DATASET EXTRACT:

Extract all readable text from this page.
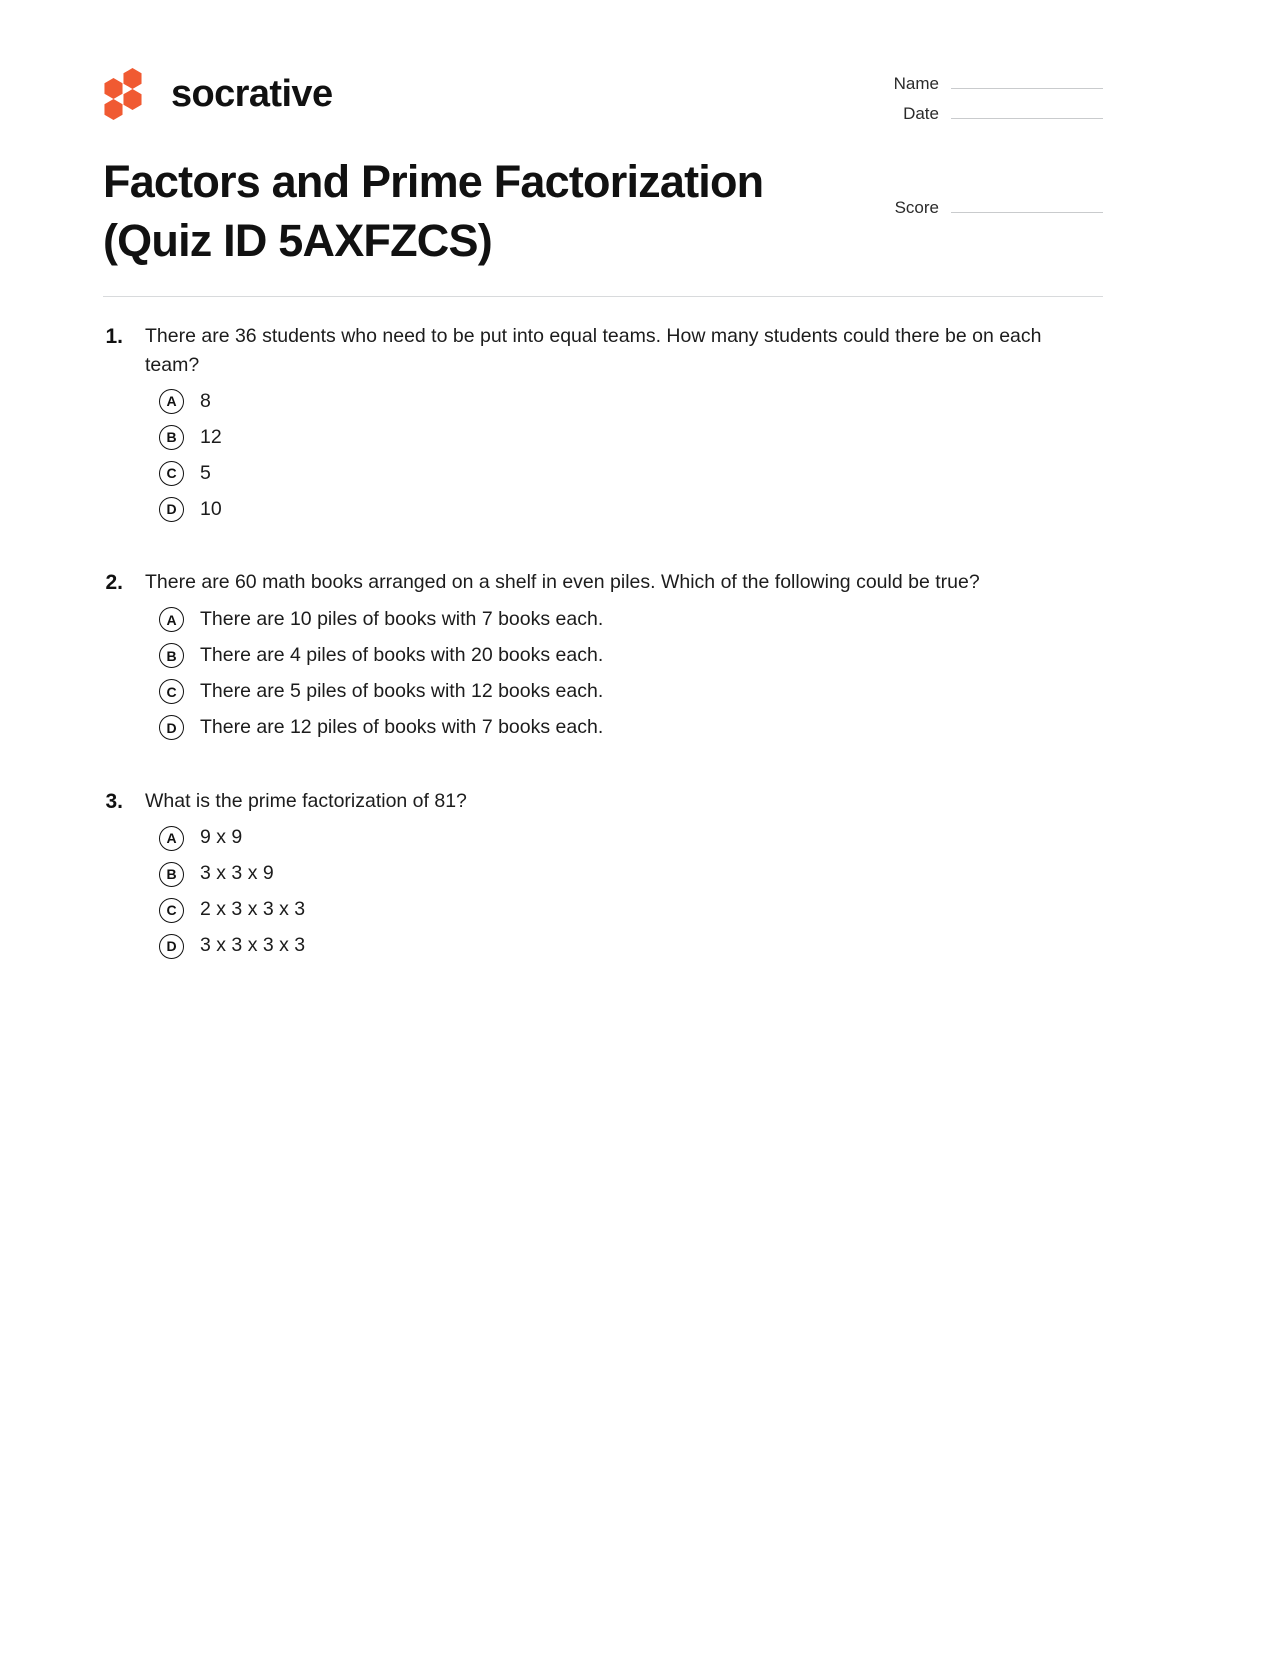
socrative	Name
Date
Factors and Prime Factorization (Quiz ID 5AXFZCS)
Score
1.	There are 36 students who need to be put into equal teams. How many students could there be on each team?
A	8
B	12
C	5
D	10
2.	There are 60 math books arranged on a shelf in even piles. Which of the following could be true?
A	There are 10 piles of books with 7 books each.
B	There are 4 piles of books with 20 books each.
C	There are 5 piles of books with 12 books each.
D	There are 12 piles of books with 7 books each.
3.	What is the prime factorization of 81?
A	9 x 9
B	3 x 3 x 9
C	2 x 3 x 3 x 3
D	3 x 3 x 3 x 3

==

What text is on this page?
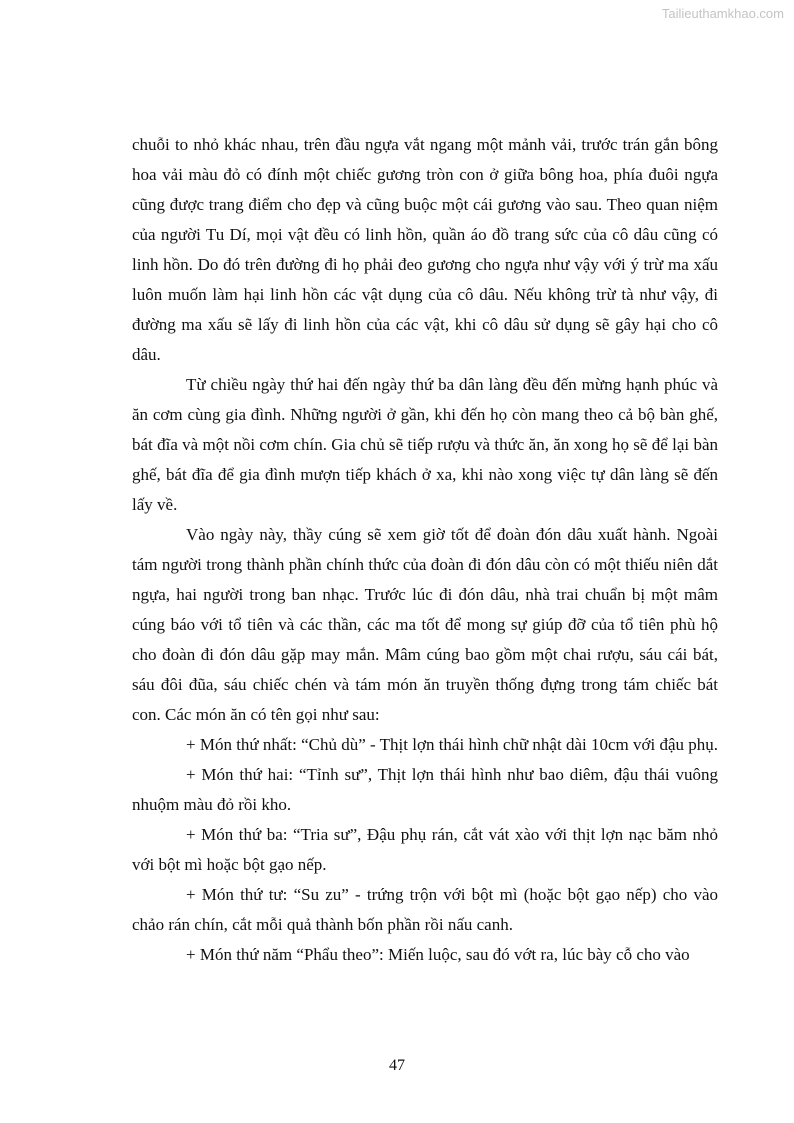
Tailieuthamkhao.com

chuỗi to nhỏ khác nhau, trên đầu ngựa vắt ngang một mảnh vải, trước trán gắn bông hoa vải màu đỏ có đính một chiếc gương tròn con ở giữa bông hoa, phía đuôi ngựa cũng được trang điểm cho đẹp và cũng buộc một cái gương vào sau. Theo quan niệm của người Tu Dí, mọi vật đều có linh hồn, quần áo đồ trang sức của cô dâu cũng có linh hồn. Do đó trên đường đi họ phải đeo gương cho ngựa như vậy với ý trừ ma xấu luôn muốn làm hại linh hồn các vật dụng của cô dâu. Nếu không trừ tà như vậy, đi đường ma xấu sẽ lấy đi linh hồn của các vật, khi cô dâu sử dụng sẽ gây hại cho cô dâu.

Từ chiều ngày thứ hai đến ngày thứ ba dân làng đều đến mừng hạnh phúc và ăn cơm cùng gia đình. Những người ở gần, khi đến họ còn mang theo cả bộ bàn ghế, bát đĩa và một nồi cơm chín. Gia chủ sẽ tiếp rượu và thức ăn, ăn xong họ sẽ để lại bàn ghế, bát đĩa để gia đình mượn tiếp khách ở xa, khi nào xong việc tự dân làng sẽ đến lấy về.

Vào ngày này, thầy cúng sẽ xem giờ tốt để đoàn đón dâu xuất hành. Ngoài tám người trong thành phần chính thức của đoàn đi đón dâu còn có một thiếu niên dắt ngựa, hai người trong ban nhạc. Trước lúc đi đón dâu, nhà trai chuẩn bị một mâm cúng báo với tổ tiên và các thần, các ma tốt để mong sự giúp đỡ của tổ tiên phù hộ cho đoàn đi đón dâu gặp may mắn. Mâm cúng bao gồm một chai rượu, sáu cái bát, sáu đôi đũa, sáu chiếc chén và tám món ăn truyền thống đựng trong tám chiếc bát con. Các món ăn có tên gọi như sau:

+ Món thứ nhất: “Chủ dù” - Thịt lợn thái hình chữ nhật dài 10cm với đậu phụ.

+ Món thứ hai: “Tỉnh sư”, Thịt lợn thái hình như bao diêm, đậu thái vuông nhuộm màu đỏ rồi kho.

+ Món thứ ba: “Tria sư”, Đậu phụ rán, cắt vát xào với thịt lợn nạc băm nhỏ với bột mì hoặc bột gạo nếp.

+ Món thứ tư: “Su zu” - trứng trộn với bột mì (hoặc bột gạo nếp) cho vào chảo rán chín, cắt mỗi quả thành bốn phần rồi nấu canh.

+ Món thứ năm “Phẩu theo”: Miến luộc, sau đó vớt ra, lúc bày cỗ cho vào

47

--

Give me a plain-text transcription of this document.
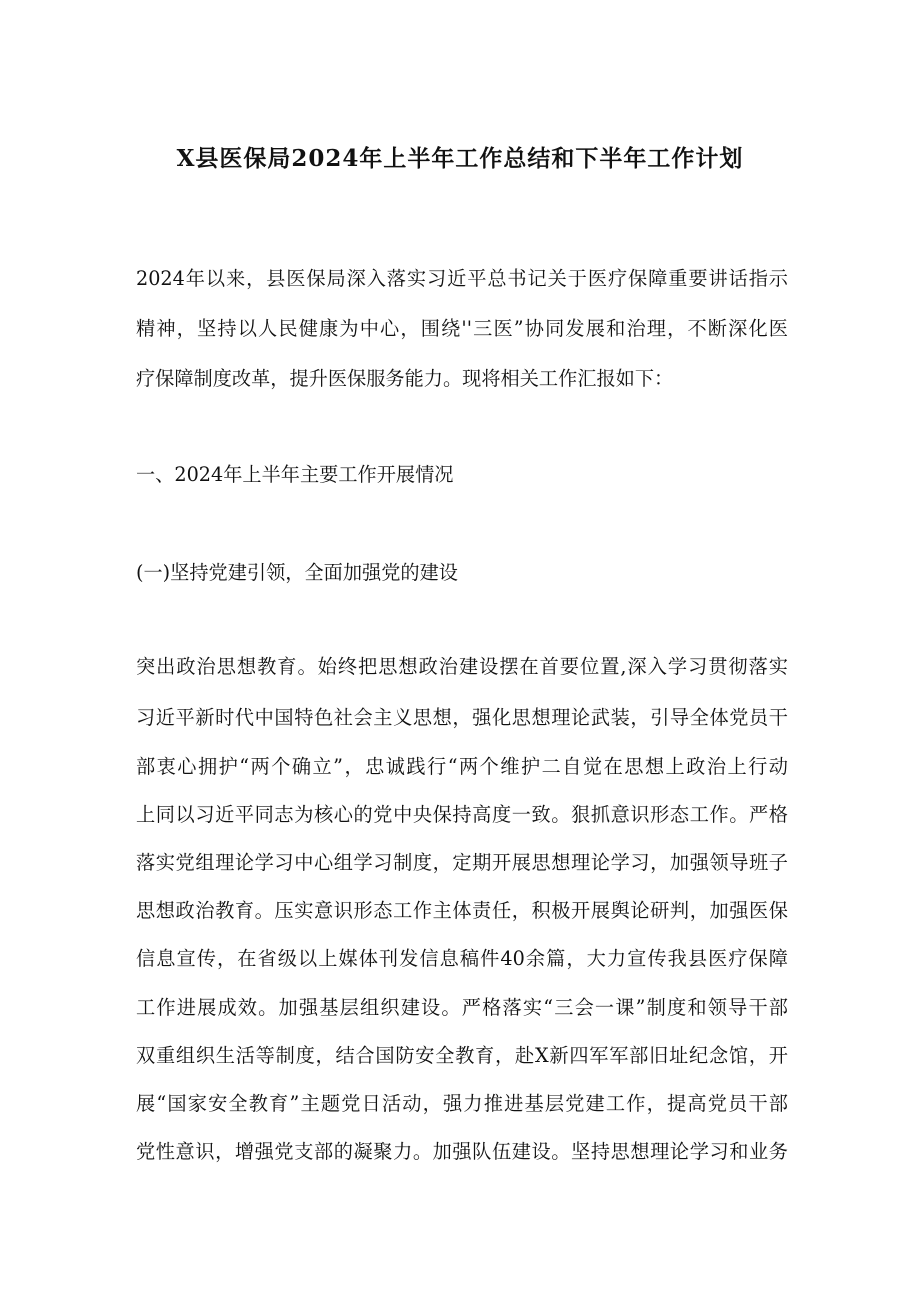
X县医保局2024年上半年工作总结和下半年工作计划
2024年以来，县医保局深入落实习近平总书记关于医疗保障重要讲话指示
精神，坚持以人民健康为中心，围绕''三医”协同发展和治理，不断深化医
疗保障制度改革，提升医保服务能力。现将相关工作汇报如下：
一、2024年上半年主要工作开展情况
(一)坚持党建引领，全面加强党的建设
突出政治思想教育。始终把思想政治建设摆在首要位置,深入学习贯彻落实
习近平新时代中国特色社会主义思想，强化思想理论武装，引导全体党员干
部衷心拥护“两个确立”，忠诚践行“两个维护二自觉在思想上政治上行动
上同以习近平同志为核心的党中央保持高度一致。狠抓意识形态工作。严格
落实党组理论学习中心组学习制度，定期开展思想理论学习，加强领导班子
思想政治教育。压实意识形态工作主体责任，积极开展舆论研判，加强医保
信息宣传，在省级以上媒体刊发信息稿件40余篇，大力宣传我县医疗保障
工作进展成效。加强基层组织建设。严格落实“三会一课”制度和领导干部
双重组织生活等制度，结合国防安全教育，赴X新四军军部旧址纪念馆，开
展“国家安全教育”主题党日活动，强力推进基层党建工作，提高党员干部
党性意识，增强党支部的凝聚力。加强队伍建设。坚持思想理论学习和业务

EXERCISE:
Extract each line from the entries above that contains the string "could".

ANSWER TO THE PROBLEM:
1.	There are 36 students who need to be put into equal teams. How many students could there be on each team?
2.	There are 60 math books arranged on a shelf in even piles. Which of the following could be true?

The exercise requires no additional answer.